▶ [Required work]
Please output the records below in full, exactly as given, but without the images.

▶ [Data records]
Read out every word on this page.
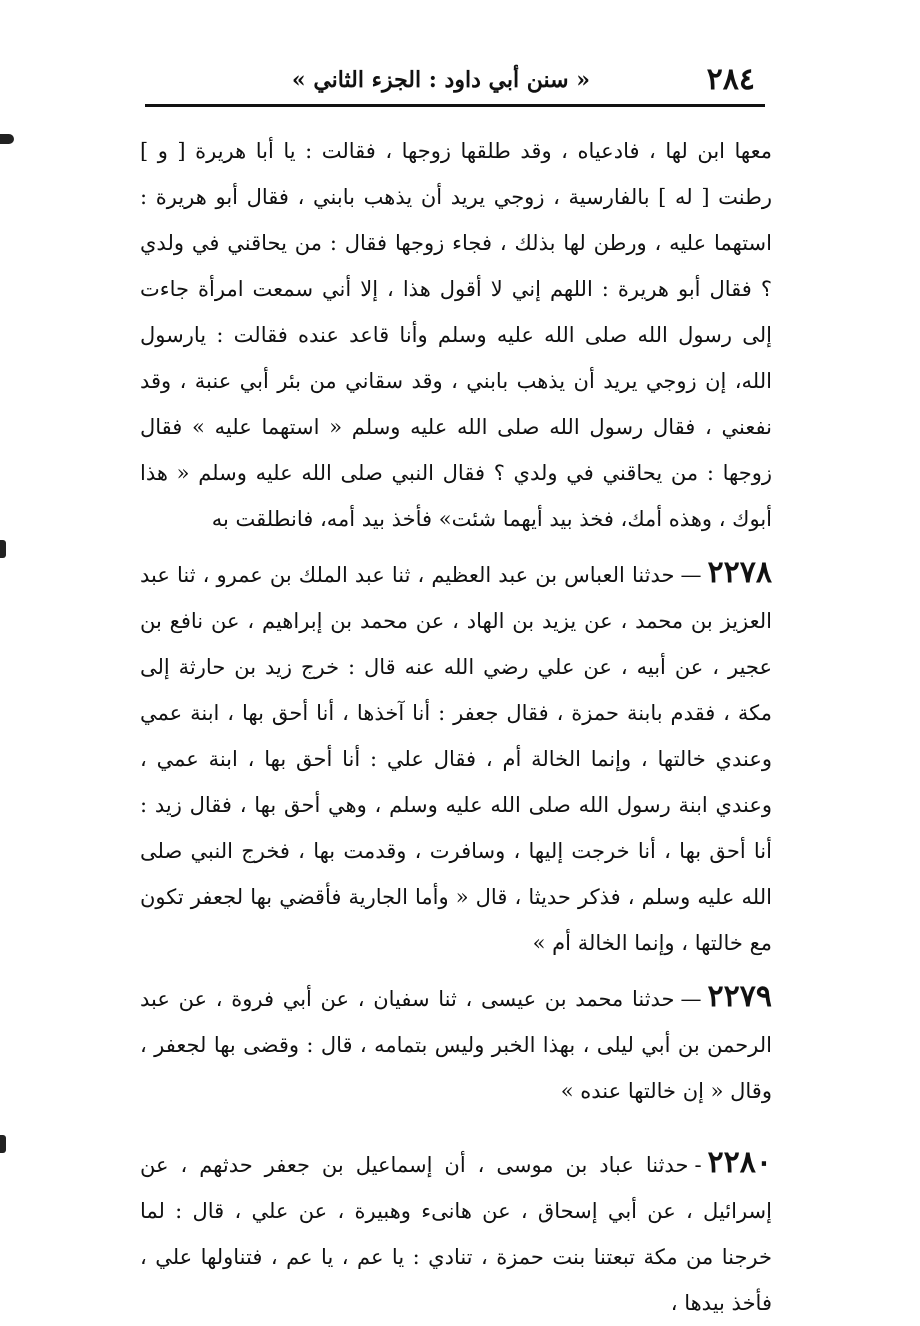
٢٨٤
« سنن أبي داود : الجزء الثاني »

معها ابن لها ، فادعياه ، وقد طلقها زوجها ، فقالت : يا أبا هريرة [ و ] رطنت [ له ] بالفارسية ، زوجي يريد أن يذهب بابني ، فقال أبو هريرة : استهما عليه ، ورطن لها بذلك ، فجاء زوجها فقال : من يحاقني في ولدي ؟ فقال أبو هريرة : اللهم إني لا أقول هذا ، إلا أني سمعت امرأة جاءت إلى رسول الله صلى الله عليه وسلم وأنا قاعد عنده فقالت : يارسول الله، إن زوجي يريد أن يذهب بابني ، وقد سقاني من بئر أبي عنبة ، وقد نفعني ، فقال رسول الله صلى الله عليه وسلم « استهما عليه » فقال زوجها : من يحاقني في ولدي ؟ فقال النبي صلى الله عليه وسلم « هذا أبوك ، وهذه أمك، فخذ بيد أيهما شئت» فأخذ بيد أمه، فانطلقت به

٢٢٧٨—حدثنا العباس بن عبد العظيم ، ثنا عبد الملك بن عمرو ، ثنا عبد العزيز بن محمد ، عن يزيد بن الهاد ، عن محمد بن إبراهيم ، عن نافع بن عجير ، عن أبيه ، عن علي رضي الله عنه قال : خرج زيد بن حارثة إلى مكة ، فقدم بابنة حمزة ، فقال جعفر : أنا آخذها ، أنا أحق بها ، ابنة عمي وعندي خالتها ، وإنما الخالة أم ، فقال علي : أنا أحق بها ، ابنة عمي ، وعندي ابنة رسول الله صلى الله عليه وسلم ، وهي أحق بها ، فقال زيد : أنا أحق بها ، أنا خرجت إليها ، وسافرت ، وقدمت بها ، فخرج النبي صلى الله عليه وسلم ، فذكر حديثا ، قال « وأما الجارية فأقضي بها لجعفر تكون مع خالتها ، وإنما الخالة أم »

٢٢٧٩—حدثنا محمد بن عيسى ، ثنا سفيان ، عن أبي فروة ، عن عبد الرحمن بن أبي ليلى ، بهذا الخبر وليس بتمامه ، قال : وقضى بها لجعفر ، وقال « إن خالتها عنده »

٢٢٨٠-حدثنا عباد بن موسى ، أن إسماعيل بن جعفر حدثهم ، عن إسرائيل ، عن أبي إسحاق ، عن هانىء وهبيرة ، عن علي ، قال : لما خرجنا من مكة تبعتنا بنت حمزة ، تنادي : يا عم ، يا عم ، فتناولها علي ، فأخذ بيدها ،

▶ [Solution]
Read out every word on this page.
٢٨٤
« سنن أبي داود : الجزء الثاني »

معها ابن لها ، فادعياه ، وقد طلقها زوجها ، فقالت : يا أبا هريرة [ و ] رطنت [ له ] بالفارسية ، زوجي يريد أن يذهب بابني ، فقال أبو هريرة : استهما عليه ، ورطن لها بذلك ، فجاء زوجها فقال : من يحاقني في ولدي ؟ فقال أبو هريرة : اللهم إني لا أقول هذا ، إلا أني سمعت امرأة جاءت إلى رسول الله صلى الله عليه وسلم وأنا قاعد عنده فقالت : يارسول الله، إن زوجي يريد أن يذهب بابني ، وقد سقاني من بئر أبي عنبة ، وقد نفعني ، فقال رسول الله صلى الله عليه وسلم « استهما عليه » فقال زوجها : من يحاقني في ولدي ؟ فقال النبي صلى الله عليه وسلم « هذا أبوك ، وهذه أمك، فخذ بيد أيهما شئت» فأخذ بيد أمه، فانطلقت به

٢٢٧٨—حدثنا العباس بن عبد العظيم ، ثنا عبد الملك بن عمرو ، ثنا عبد العزيز بن محمد ، عن يزيد بن الهاد ، عن محمد بن إبراهيم ، عن نافع بن عجير ، عن أبيه ، عن علي رضي الله عنه قال : خرج زيد بن حارثة إلى مكة ، فقدم بابنة حمزة ، فقال جعفر : أنا آخذها ، أنا أحق بها ، ابنة عمي وعندي خالتها ، وإنما الخالة أم ، فقال علي : أنا أحق بها ، ابنة عمي ، وعندي ابنة رسول الله صلى الله عليه وسلم ، وهي أحق بها ، فقال زيد : أنا أحق بها ، أنا خرجت إليها ، وسافرت ، وقدمت بها ، فخرج النبي صلى الله عليه وسلم ، فذكر حديثا ، قال « وأما الجارية فأقضي بها لجعفر تكون مع خالتها ، وإنما الخالة أم »

٢٢٧٩—حدثنا محمد بن عيسى ، ثنا سفيان ، عن أبي فروة ، عن عبد الرحمن بن أبي ليلى ، بهذا الخبر وليس بتمامه ، قال : وقضى بها لجعفر ، وقال « إن خالتها عنده »

٢٢٨٠-حدثنا عباد بن موسى ، أن إسماعيل بن جعفر حدثهم ، عن إسرائيل ، عن أبي إسحاق ، عن هانىء وهبيرة ، عن علي ، قال : لما خرجنا من مكة تبعتنا بنت حمزة ، تنادي : يا عم ، يا عم ، فتناولها علي ، فأخذ بيدها ،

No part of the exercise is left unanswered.